### RECORDS FOR THE TASK ###

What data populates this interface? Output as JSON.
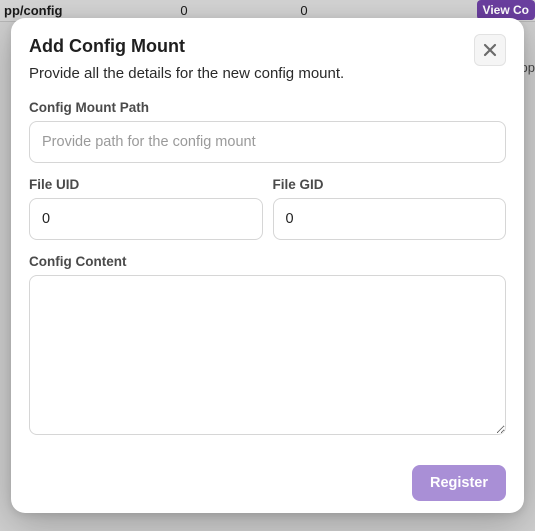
{
  "background": {
    "path_fragment": "pp/config",
    "col1": "0",
    "col2": "0",
    "view_button": "View Co",
    "right_text": "pp"
  },
  "modal": {
    "title": "Add Config Mount",
    "subtitle": "Provide all the details for the new config mount.",
    "fields": {
      "mount_path": {
        "label": "Config Mount Path",
        "placeholder": "Provide path for the config mount",
        "value": ""
      },
      "file_uid": {
        "label": "File UID",
        "value": "0"
      },
      "file_gid": {
        "label": "File GID",
        "value": "0"
      },
      "config_content": {
        "label": "Config Content",
        "value": ""
      }
    },
    "register_label": "Register"
  }
}
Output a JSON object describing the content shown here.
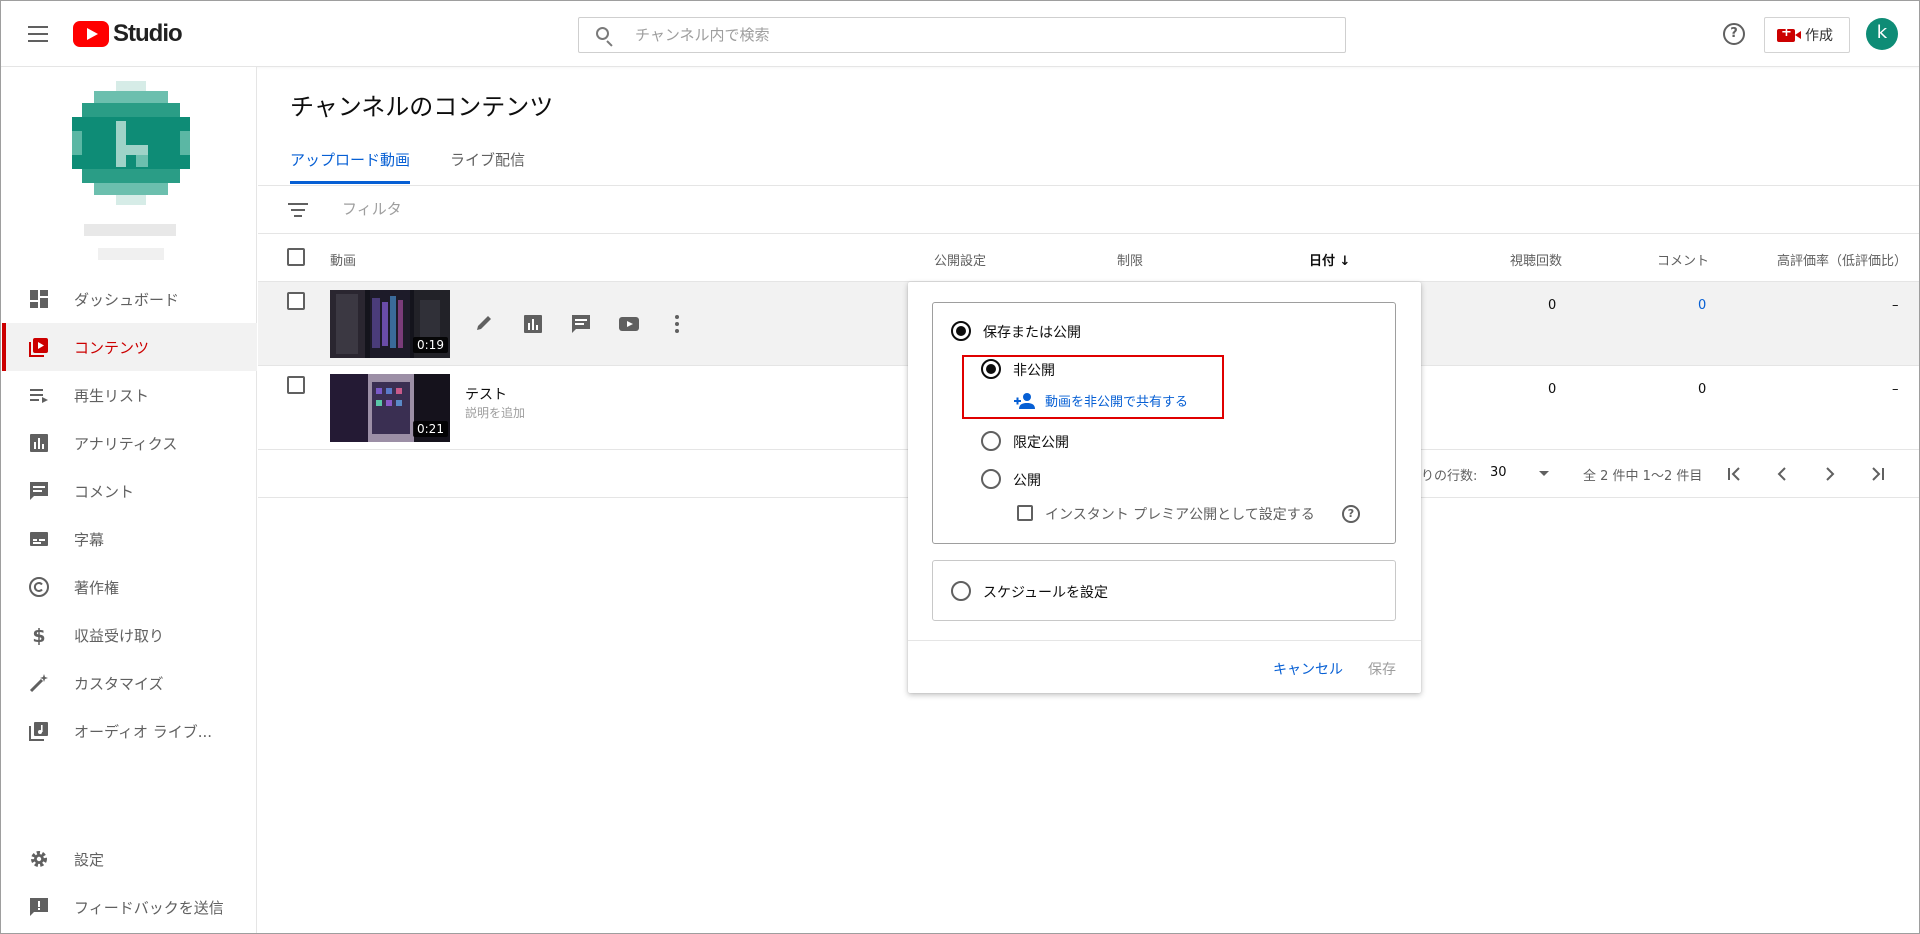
{
  "app": {
    "logo_text": "Studio"
  },
  "search": {
    "placeholder": "チャンネル内で検索"
  },
  "header": {
    "create_label": "作成",
    "avatar_letter": "k"
  },
  "sidebar": {
    "items": [
      {
        "label": "ダッシュボード",
        "icon": "dashboard-icon"
      },
      {
        "label": "コンテンツ",
        "icon": "content-icon",
        "active": true
      },
      {
        "label": "再生リスト",
        "icon": "playlist-icon"
      },
      {
        "label": "アナリティクス",
        "icon": "analytics-icon"
      },
      {
        "label": "コメント",
        "icon": "comment-icon"
      },
      {
        "label": "字幕",
        "icon": "subtitles-icon"
      },
      {
        "label": "著作権",
        "icon": "copyright-icon"
      },
      {
        "label": "収益受け取り",
        "icon": "dollar-icon"
      },
      {
        "label": "カスタマイズ",
        "icon": "magic-wand-icon"
      },
      {
        "label": "オーディオ ライブ...",
        "icon": "audio-library-icon"
      }
    ],
    "bottom": [
      {
        "label": "設定",
        "icon": "gear-icon"
      },
      {
        "label": "フィードバックを送信",
        "icon": "feedback-icon"
      }
    ]
  },
  "main": {
    "title": "チャンネルのコンテンツ",
    "tabs": [
      {
        "label": "アップロード動画",
        "active": true
      },
      {
        "label": "ライブ配信"
      }
    ],
    "filter_placeholder": "フィルタ",
    "columns": {
      "video": "動画",
      "visibility": "公開設定",
      "restrictions": "制限",
      "date": "日付 ↓",
      "views": "視聴回数",
      "comments": "コメント",
      "likes": "高評価率（低評価比）"
    },
    "rows": [
      {
        "duration": "0:19",
        "title": "",
        "description": "",
        "views": "0",
        "comments": "0",
        "likes": "–"
      },
      {
        "duration": "0:21",
        "title": "テスト",
        "description": "説明を追加",
        "views": "0",
        "comments": "0",
        "likes": "–"
      }
    ],
    "pager": {
      "rows_per_page_label": "りの行数:",
      "rows_per_page": "30",
      "range": "全 2 件中 1～2 件目"
    }
  },
  "popup": {
    "save_or_publish": "保存または公開",
    "private": "非公開",
    "share_private": "動画を非公開で共有する",
    "unlisted": "限定公開",
    "public": "公開",
    "instant_premiere": "インスタント プレミア公開として設定する",
    "schedule": "スケジュールを設定",
    "cancel": "キャンセル",
    "save": "保存"
  },
  "colors": {
    "accent_blue": "#065fd4",
    "brand_red": "#ff0000",
    "active_red": "#cc0000",
    "avatar_green": "#0e8c76",
    "highlight_red": "#e00000"
  }
}
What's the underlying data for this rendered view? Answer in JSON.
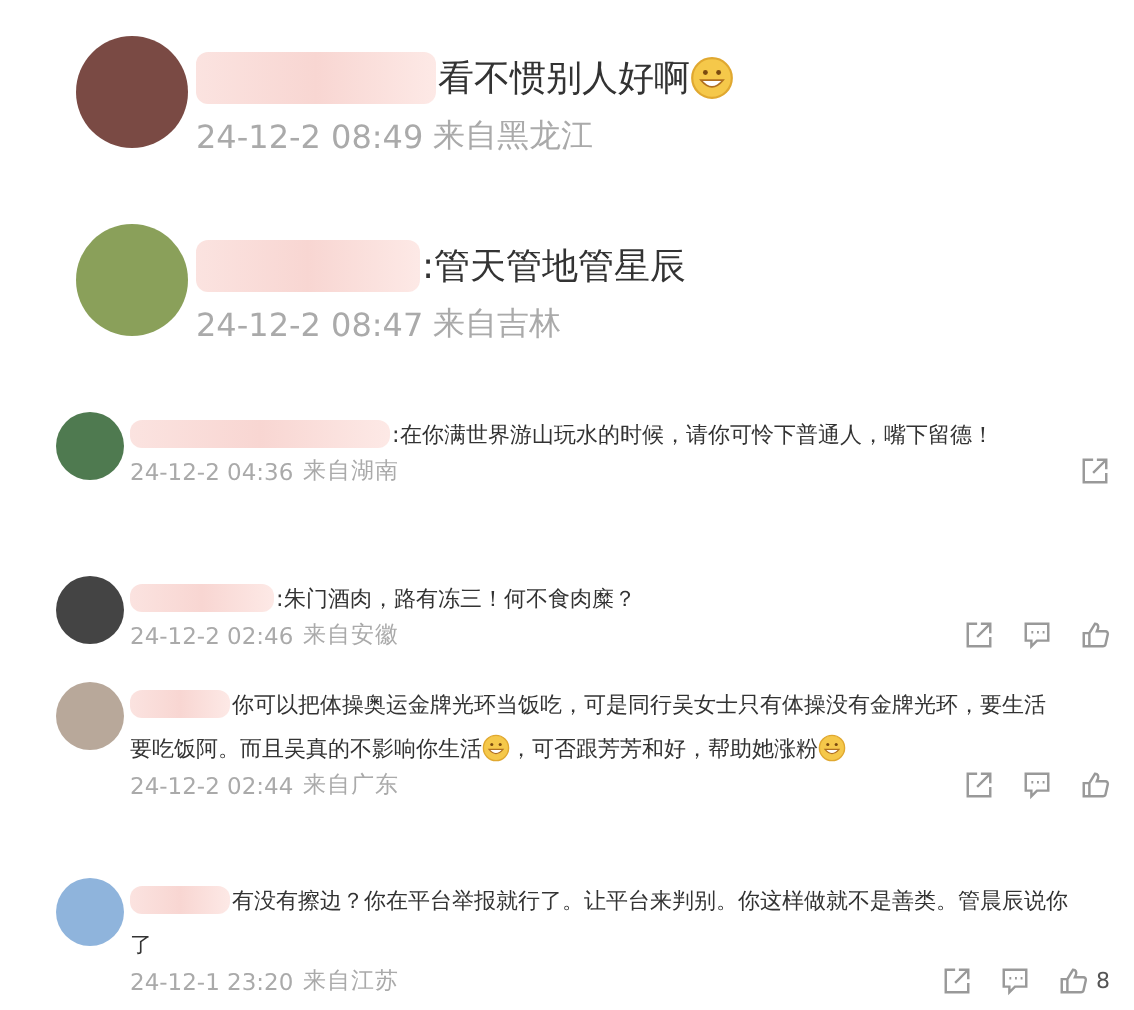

###

Reproduce the material word for word, minus the images.

What data populates this interface? Output as JSON.
{
  "background": {
    "path_fragment": "pp/config",
    "col1": "0",
    "col2": "0",
    "view_button": "View Co",
    "right_text": "pp"
  },
  "modal": {
    "title": "Add Config Mount",
    "subtitle": "Provide all the details for the new config mount.",
    "fields": {
      "mount_path": {
        "label": "Config Mount Path",
        "placeholder": "Provide path for the config mount",
        "value": ""
      },
      "file_uid": {
        "label": "File UID",
        "value": "0"
      },
      "file_gid": {
        "label": "File GID",
        "value": "0"
      },
      "config_content": {
        "label": "Config Content",
        "value": ""
      }
    },
    "register_label": "Register"
  }
}
Output a JSON object describing the content shown here.
{
  "app": {
    "logo_text": "Studio"
  },
  "search": {
    "placeholder": "チャンネル内で検索"
  },
  "header": {
    "create_label": "作成",
    "avatar_letter": "k"
  },
  "sidebar": {
    "items": [
      {
        "label": "ダッシュボード",
        "icon": "dashboard-icon"
      },
      {
        "label": "コンテンツ",
        "icon": "content-icon",
        "active": true
      },
      {
        "label": "再生リスト",
        "icon": "playlist-icon"
      },
      {
        "label": "アナリティクス",
        "icon": "analytics-icon"
      },
      {
        "label": "コメント",
        "icon": "comment-icon"
      },
      {
        "label": "字幕",
        "icon": "subtitles-icon"
      },
      {
        "label": "著作権",
        "icon": "copyright-icon"
      },
      {
        "label": "収益受け取り",
        "icon": "dollar-icon"
      },
      {
        "label": "カスタマイズ",
        "icon": "magic-wand-icon"
      },
      {
        "label": "オーディオ ライブ...",
        "icon": "audio-library-icon"
      }
    ],
    "bottom": [
      {
        "label": "設定",
        "icon": "gear-icon"
      },
      {
        "label": "フィードバックを送信",
        "icon": "feedback-icon"
      }
    ]
  },
  "main": {
    "title": "チャンネルのコンテンツ",
    "tabs": [
      {
        "label": "アップロード動画",
        "active": true
      },
      {
        "label": "ライブ配信"
      }
    ],
    "filter_placeholder": "フィルタ",
    "columns": {
      "video": "動画",
      "visibility": "公開設定",
      "restrictions": "制限",
      "date": "日付 ↓",
      "views": "視聴回数",
      "comments": "コメント",
      "likes": "高評価率（低評価比）"
    },
    "rows": [
      {
        "duration": "0:19",
        "title": "",
        "description": "",
        "views": "0",
        "comments": "0",
        "likes": "–"
      },
      {
        "duration": "0:21",
        "title": "テスト",
        "description": "説明を追加",
        "views": "0",
        "comments": "0",
        "likes": "–"
      }
    ],
    "pager": {
      "rows_per_page_label": "りの行数:",
      "rows_per_page": "30",
      "range": "全 2 件中 1～2 件目"
    }
  },
  "popup": {
    "save_or_publish": "保存または公開",
    "private": "非公開",
    "share_private": "動画を非公開で共有する",
    "unlisted": "限定公開",
    "public": "公開",
    "instant_premiere": "インスタント プレミア公開として設定する",
    "schedule": "スケジュールを設定",
    "cancel": "キャンセル",
    "save": "保存"
  },
  "colors": {
    "accent_blue": "#065fd4",
    "brand_red": "#ff0000",
    "active_red": "#cc0000",
    "avatar_green": "#0e8c76",
    "highlight_red": "#e00000"
  }
}
What's the underlying data for this rendered view? Answer in JSON.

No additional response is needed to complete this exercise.